### Extrait de page
=======

L’initiative d’Apple et de Google
Les deux compagnies se sont unies pour proposer une démarche en deux temps :
1 – La livraison d’une API : c’est un jeu d’instructions pour faire fonctionner des applications sur un smartphone. Tous les gouvernements auront intérêt à les utiliser s’ils souhaitent que leurs applications fonctionnent. En effet, l’usage en arrière-plan du Bluetooth, pour les applications normales, est extrêmement limité pour éviter les abus, que ce soit sur iPhone ou smartphone Android.
2 – L’intégration de cette API dans le système d’exploitation du téléphone (iOS, Android), pour un meilleur fonctionnement du Bluetooth avec des applications de tracing (ex d’un iPhone ou un smartphone Android qui peut enregistrer le nombre de pas. Par défaut, cette option native n’est pas partagée : ce sont les applications de sport ou de bien être qui demandent à la voir et c’est à l’utilisateur de choisir s’il consent à donner cette autorisation).
Quels retours d’expérience des autres pays ayant mis en place un dispositif de tracing?
Certains États (Corée du Sud, Hong Kong, Taïwan, Singapour) ont été dressé en exemples pour leur gestion de la crise sanitaire. Pourtant, une résurgence de la maladie s’observe malgré le pistage.
Singapour, souvent prise en exemple par les autorités françaises, s’est voulue exemplaire : partage de l’application en open source (OpenTrace sur GitHub), publication d’un manifeste et d’un livre blanc sur un site dédié (BlueTrace), installation optionnelle de l’application (comme StopCovid, donc), prise en compte d’une conception dite de « privacy by design », de façon à intégrer les enjeux liés à la vie privée dès les premières lignes de code.
Pourtant, Singapour a dû se mettre à l’arrêt en confinement total depuis une semaine parce que les autorités étaient incapables de retracer la contamination de près de la moitié des cas. Et Singapour est une île, peuplée d’à peine 6 millions d’habitants, encadrés par une législation sévère et bien plus technophiles que les Françaises et les Français.
D’autres pays comme la Chine, la Corée du Sud, Taïwan ou encore Israël ont mis en place des outils beaucoup plus contraignants et attentatoires aux libertés et au respect de la vie privée.
Conclusion
L’utilisation d’une application de tracing doit se faire à droit constant et respecter les mises en garde posée par la CNIL.
Sa mise en œuvre devra néanmoins obligatoirement s’inscrire dans le cadre d’une stratégie globale, en complément des mesures d’ordre sanitaire ou logistique à impact direct (faisant intervenir des équipements, masques, tests, traitements, etc.).
Quand bien même ces outils seraient imparfaits, leur déploiement maîtrisé permettrait de les améliorer pour faire face à une recrudescence de l’épidémie et mieux se préparer à une future pandémie.

=======

### Données fournies
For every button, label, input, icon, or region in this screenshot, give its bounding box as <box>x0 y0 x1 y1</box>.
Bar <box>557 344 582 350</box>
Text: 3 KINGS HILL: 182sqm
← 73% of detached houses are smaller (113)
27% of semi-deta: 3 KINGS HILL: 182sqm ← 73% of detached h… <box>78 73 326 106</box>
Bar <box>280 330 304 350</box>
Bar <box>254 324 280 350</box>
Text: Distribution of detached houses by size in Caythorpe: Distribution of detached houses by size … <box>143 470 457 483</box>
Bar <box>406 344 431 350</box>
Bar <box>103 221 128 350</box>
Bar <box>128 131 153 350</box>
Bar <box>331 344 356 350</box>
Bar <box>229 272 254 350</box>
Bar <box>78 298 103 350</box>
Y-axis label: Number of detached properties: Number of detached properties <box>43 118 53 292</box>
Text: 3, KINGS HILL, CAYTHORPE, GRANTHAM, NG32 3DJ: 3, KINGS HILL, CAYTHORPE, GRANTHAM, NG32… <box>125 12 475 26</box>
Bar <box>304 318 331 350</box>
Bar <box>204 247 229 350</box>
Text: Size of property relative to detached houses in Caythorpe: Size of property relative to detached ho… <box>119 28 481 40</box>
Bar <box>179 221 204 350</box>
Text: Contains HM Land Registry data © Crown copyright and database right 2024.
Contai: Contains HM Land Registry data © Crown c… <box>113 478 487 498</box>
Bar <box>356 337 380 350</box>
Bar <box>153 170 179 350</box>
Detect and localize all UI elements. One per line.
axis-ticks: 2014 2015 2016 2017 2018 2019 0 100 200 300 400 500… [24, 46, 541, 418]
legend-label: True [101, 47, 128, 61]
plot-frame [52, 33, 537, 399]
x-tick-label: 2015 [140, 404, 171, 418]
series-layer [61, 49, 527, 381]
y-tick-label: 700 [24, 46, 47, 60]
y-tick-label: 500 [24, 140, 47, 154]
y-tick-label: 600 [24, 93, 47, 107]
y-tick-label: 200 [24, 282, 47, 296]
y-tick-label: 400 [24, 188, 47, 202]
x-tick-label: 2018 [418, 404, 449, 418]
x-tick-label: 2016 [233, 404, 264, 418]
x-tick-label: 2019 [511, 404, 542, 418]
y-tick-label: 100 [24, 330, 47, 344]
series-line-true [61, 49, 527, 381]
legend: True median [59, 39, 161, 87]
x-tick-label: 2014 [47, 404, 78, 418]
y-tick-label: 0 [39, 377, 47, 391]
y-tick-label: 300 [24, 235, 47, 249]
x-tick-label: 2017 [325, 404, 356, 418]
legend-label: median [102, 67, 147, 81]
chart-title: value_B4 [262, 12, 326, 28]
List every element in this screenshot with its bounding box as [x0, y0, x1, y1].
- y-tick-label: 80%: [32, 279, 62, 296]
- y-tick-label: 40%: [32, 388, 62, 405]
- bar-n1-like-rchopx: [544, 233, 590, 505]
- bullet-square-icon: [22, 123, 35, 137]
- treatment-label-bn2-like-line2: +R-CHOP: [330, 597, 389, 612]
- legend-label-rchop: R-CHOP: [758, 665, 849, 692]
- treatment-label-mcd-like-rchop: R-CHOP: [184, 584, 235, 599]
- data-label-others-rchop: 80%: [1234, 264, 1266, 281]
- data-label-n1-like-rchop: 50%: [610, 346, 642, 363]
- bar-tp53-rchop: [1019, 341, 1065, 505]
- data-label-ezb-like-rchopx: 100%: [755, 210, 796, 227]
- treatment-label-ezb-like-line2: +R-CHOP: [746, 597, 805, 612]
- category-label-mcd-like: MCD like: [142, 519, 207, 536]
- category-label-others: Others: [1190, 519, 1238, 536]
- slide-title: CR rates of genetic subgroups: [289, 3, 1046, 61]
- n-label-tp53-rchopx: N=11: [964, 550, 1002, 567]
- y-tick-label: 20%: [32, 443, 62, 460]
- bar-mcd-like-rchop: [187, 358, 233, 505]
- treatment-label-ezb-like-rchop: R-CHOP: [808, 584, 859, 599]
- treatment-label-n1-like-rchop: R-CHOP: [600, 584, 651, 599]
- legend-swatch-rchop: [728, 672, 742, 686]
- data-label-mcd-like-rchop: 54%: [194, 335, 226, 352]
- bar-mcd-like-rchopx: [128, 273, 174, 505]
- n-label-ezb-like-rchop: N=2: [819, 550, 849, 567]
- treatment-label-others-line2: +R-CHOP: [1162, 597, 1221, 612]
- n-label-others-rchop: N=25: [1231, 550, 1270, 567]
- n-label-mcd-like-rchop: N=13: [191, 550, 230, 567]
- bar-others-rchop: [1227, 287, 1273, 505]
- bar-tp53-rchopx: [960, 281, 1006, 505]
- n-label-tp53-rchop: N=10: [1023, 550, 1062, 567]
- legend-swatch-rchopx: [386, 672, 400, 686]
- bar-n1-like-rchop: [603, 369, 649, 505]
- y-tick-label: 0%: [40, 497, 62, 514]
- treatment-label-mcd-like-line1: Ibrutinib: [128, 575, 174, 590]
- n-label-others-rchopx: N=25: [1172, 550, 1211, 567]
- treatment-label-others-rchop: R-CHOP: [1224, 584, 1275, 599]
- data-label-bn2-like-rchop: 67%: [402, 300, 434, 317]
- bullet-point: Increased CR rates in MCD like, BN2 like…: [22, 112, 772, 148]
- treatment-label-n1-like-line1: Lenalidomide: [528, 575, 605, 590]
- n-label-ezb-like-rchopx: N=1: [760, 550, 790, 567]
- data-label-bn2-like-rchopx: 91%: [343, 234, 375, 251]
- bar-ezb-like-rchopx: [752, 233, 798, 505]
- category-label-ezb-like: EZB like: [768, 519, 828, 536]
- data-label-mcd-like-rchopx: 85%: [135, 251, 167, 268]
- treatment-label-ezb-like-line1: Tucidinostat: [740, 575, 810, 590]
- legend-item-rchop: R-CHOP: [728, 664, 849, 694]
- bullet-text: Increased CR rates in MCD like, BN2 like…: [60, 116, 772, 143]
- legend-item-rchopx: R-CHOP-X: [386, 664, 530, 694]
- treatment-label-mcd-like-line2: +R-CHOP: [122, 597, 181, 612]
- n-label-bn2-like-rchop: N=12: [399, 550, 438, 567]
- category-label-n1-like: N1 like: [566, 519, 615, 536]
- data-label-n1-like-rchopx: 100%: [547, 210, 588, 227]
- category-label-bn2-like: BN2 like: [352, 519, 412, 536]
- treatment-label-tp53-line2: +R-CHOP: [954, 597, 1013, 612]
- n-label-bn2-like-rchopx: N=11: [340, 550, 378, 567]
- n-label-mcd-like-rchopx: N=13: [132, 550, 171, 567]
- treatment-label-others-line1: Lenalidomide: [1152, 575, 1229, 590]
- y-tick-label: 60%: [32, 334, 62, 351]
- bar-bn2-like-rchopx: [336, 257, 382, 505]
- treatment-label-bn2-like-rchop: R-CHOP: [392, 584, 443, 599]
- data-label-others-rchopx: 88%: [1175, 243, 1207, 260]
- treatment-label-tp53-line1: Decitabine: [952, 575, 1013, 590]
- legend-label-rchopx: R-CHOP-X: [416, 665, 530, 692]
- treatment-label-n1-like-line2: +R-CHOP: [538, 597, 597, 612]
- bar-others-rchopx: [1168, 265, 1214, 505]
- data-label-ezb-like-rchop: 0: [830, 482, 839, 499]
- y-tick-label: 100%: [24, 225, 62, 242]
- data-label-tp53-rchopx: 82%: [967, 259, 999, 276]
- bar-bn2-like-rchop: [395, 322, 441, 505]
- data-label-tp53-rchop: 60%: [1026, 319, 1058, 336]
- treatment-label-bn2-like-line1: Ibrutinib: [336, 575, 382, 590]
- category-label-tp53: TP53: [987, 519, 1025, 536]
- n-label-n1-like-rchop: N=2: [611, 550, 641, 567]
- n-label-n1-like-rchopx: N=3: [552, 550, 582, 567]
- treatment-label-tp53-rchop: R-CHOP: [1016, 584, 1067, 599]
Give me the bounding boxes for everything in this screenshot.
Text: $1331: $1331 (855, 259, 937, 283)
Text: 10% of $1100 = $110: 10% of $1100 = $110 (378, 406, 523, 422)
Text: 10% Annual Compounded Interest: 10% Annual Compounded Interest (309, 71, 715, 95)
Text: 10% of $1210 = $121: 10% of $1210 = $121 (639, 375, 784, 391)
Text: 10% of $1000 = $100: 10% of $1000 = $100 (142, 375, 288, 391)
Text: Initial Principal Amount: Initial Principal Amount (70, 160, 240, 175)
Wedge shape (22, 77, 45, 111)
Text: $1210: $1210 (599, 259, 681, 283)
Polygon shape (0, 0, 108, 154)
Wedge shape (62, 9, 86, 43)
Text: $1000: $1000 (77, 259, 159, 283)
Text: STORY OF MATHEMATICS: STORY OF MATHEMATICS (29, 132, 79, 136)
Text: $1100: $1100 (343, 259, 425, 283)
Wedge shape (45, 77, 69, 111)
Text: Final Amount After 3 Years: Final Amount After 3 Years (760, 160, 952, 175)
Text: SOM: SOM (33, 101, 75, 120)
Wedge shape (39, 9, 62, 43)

=======

### Consigne
Recopiez, s'il vous plaît, le passage de l'extrait sur les applications de tracing qui commence aux mots "Certains États (Corée" et s'arrête après "lignes de code.", en substituant "rapport technique" à "livre blanc".

### Résultat de l'exercice
Certains États (Corée du Sud, Hong Kong, Taïwan, Singapour) ont été dressé en exemples pour leur gestion de la crise sanitaire. Pourtant, une résurgence de la maladie s’observe malgré le pistage.
Singapour, souvent prise en exemple par les autorités françaises, s’est voulue exemplaire : partage de l’application en open source (OpenTrace sur GitHub), publication d’un manifeste et d’un rapport technique sur un site dédié (BlueTrace), installation optionnelle de l’application (comme StopCovid, donc), prise en compte d’une conception dite de « privacy by design », de façon à intégrer les enjeux liés à la vie privée dès les premières lignes de code.